── Material for this task

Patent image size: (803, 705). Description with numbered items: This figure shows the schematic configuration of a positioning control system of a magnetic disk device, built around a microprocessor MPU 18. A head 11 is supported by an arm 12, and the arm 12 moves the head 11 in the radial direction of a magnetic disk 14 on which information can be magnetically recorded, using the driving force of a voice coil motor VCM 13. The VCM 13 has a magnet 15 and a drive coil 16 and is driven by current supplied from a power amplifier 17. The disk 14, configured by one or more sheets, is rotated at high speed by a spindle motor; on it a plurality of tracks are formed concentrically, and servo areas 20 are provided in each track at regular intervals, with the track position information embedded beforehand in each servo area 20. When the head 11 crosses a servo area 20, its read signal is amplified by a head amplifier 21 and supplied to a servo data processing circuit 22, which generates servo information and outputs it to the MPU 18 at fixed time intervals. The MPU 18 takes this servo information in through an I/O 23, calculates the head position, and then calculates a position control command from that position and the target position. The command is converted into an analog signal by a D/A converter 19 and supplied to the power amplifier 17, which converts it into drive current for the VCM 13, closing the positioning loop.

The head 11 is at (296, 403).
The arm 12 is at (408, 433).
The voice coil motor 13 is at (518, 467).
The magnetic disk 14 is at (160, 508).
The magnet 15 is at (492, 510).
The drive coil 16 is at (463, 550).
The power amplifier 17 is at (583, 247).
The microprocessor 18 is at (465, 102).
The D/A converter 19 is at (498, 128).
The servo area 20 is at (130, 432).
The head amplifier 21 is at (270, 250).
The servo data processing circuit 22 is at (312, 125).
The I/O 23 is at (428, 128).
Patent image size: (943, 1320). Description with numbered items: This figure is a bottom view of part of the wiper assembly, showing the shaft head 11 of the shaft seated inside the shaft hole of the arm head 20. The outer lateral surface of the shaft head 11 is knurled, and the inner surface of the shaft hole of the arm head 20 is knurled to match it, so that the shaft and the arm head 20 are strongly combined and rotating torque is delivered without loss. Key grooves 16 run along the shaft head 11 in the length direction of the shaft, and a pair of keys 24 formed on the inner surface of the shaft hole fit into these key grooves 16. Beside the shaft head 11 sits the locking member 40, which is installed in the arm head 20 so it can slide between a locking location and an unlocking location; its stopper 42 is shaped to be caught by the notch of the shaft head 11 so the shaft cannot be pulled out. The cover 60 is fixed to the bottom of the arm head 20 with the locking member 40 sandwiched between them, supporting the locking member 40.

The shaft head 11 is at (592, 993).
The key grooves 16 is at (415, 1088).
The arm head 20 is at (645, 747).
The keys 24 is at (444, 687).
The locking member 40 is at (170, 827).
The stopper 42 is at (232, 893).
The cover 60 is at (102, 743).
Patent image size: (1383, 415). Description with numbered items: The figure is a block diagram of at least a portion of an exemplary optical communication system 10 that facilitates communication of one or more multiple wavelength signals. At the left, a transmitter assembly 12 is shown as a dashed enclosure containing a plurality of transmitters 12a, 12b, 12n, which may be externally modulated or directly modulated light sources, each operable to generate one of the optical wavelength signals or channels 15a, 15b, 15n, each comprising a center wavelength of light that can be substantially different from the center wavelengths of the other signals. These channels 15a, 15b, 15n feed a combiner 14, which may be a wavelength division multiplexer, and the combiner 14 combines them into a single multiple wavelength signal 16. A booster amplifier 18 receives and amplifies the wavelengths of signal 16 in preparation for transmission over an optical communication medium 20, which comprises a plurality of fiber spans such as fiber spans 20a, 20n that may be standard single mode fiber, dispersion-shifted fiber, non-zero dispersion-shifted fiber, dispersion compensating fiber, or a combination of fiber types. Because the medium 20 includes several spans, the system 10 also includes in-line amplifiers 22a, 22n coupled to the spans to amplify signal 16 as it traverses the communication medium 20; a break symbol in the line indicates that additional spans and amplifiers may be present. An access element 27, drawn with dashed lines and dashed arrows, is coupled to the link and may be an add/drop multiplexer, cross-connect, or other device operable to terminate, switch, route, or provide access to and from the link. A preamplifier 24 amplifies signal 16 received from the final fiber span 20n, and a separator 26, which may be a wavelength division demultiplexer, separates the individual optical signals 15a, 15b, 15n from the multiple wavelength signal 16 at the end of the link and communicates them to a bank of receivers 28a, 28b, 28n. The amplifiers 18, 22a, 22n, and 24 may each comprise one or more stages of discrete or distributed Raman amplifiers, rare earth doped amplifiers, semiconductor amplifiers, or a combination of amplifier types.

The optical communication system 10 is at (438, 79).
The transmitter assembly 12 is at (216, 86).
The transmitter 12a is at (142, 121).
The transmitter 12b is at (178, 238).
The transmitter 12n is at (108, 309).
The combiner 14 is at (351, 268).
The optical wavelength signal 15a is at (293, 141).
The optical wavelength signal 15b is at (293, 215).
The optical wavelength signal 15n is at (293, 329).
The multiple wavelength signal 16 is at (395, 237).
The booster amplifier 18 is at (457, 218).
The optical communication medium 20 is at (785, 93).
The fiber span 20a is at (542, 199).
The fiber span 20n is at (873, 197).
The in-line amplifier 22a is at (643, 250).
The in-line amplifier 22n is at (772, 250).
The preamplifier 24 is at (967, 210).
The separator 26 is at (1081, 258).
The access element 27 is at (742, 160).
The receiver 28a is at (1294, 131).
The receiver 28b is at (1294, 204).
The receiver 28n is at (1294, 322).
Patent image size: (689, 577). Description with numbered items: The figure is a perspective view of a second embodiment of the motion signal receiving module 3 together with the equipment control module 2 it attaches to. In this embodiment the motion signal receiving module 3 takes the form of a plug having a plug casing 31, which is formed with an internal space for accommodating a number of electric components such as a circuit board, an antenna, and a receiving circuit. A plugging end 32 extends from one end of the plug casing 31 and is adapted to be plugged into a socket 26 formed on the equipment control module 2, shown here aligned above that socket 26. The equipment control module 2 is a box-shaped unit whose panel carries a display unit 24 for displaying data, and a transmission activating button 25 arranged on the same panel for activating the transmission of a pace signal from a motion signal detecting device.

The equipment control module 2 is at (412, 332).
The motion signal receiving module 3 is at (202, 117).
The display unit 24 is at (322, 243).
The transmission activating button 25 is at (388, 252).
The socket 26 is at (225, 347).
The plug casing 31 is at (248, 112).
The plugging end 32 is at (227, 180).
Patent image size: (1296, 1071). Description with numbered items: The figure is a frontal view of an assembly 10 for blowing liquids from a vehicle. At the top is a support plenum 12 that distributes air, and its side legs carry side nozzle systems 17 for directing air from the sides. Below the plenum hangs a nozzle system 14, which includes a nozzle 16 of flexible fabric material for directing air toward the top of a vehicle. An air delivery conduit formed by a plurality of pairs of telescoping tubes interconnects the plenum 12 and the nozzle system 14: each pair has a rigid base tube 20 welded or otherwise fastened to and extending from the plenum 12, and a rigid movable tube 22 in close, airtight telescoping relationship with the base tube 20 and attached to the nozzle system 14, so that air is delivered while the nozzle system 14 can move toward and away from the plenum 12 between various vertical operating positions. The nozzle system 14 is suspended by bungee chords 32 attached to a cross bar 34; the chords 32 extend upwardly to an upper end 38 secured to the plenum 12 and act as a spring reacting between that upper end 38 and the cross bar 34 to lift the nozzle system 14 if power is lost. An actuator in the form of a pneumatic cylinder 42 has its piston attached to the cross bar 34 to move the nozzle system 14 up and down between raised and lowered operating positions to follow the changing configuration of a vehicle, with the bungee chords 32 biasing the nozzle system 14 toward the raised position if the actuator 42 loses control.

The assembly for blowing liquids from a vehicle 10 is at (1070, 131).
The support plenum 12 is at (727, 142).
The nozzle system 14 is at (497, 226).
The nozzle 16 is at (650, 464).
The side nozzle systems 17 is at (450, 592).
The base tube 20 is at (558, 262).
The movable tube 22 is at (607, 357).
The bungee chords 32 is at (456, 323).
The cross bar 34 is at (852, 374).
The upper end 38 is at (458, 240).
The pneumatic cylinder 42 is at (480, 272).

────

Copy out the data from the line containing "Patent image size: (943, 1320)." through the line containing "The cover 60 is at (102, 743).", putting "wiper unit" in place of "wiper assembly" and keeping everything else the same.

Patent image size: (943, 1320). Description with numbered items: This figure is a bottom view of part of the wiper unit, showing the shaft head 11 of the shaft seated inside the shaft hole of the arm head 20. The outer lateral surface of the shaft head 11 is knurled, and the inner surface of the shaft hole of the arm head 20 is knurled to match it, so that the shaft and the arm head 20 are strongly combined and rotating torque is delivered without loss. Key grooves 16 run along the shaft head 11 in the length direction of the shaft, and a pair of keys 24 formed on the inner surface of the shaft hole fit into these key grooves 16. Beside the shaft head 11 sits the locking member 40, which is installed in the arm head 20 so it can slide between a locking location and an unlocking location; its stopper 42 is shaped to be caught by the notch of the shaft head 11 so the shaft cannot be pulled out. The cover 60 is fixed to the bottom of the arm head 20 with the locking member 40 sandwiched between them, supporting the locking member 40.

The shaft head 11 is at (592, 993).
The key grooves 16 is at (415, 1088).
The arm head 20 is at (645, 747).
The keys 24 is at (444, 687).
The locking member 40 is at (170, 827).
The stopper 42 is at (232, 893).
The cover 60 is at (102, 743).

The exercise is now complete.